**Set exercise:**
Keep only those lines of the records that include the string "JSON".

────────────────

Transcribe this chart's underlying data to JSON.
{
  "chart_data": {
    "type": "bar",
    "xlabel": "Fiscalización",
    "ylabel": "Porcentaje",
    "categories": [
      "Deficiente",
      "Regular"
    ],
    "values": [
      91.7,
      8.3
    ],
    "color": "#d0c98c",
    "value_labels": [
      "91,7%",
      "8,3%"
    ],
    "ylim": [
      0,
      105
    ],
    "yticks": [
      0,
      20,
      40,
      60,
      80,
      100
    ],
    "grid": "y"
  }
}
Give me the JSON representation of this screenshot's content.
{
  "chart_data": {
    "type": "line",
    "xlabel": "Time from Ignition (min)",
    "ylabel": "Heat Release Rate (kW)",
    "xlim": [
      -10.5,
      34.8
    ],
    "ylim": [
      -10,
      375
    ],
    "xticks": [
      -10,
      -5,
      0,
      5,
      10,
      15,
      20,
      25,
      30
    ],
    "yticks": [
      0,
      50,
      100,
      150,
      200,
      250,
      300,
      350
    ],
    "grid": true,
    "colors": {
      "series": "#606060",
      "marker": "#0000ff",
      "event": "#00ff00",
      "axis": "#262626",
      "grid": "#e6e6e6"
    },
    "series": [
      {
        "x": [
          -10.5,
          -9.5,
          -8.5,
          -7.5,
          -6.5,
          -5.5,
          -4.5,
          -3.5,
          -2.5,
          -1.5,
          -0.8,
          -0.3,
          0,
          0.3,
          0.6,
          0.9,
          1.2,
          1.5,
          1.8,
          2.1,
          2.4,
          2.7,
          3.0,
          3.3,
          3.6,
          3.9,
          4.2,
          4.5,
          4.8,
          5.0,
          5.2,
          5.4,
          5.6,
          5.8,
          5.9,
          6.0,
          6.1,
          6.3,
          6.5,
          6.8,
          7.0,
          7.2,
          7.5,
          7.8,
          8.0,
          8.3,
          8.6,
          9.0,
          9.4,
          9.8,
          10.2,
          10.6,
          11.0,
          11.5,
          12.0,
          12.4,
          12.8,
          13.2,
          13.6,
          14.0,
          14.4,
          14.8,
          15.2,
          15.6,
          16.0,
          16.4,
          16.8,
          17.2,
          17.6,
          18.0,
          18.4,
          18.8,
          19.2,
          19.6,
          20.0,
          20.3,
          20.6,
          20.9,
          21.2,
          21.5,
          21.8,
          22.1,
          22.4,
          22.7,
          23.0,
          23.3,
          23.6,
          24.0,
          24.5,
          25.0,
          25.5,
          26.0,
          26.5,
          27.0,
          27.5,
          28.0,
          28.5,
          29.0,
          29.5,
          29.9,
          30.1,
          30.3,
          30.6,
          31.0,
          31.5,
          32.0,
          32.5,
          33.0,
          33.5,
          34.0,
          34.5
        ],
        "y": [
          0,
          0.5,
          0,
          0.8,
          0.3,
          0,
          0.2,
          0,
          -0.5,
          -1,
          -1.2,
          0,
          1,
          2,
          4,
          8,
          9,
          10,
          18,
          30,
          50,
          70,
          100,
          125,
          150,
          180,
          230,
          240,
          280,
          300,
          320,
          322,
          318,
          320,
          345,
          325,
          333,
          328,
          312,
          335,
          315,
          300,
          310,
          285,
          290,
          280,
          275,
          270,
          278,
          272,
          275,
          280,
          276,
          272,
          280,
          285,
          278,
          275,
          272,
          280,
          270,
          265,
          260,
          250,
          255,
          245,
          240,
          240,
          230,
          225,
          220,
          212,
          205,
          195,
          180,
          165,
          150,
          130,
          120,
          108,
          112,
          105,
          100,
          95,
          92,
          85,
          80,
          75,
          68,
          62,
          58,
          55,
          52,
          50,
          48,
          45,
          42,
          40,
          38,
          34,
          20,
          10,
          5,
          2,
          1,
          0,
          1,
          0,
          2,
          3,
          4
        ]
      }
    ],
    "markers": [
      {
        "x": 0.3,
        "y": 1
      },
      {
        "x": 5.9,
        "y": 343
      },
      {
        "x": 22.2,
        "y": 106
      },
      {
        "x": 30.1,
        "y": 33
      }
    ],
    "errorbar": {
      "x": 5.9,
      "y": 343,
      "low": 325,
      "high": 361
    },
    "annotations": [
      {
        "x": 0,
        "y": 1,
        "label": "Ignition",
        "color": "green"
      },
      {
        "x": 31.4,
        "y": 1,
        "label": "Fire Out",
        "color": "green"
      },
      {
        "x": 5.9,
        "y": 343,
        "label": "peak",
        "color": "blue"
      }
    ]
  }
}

────────────────

**Output below:**
Transcribe this chart's underlying data to JSON.
Give me the JSON representation of this screenshot's content.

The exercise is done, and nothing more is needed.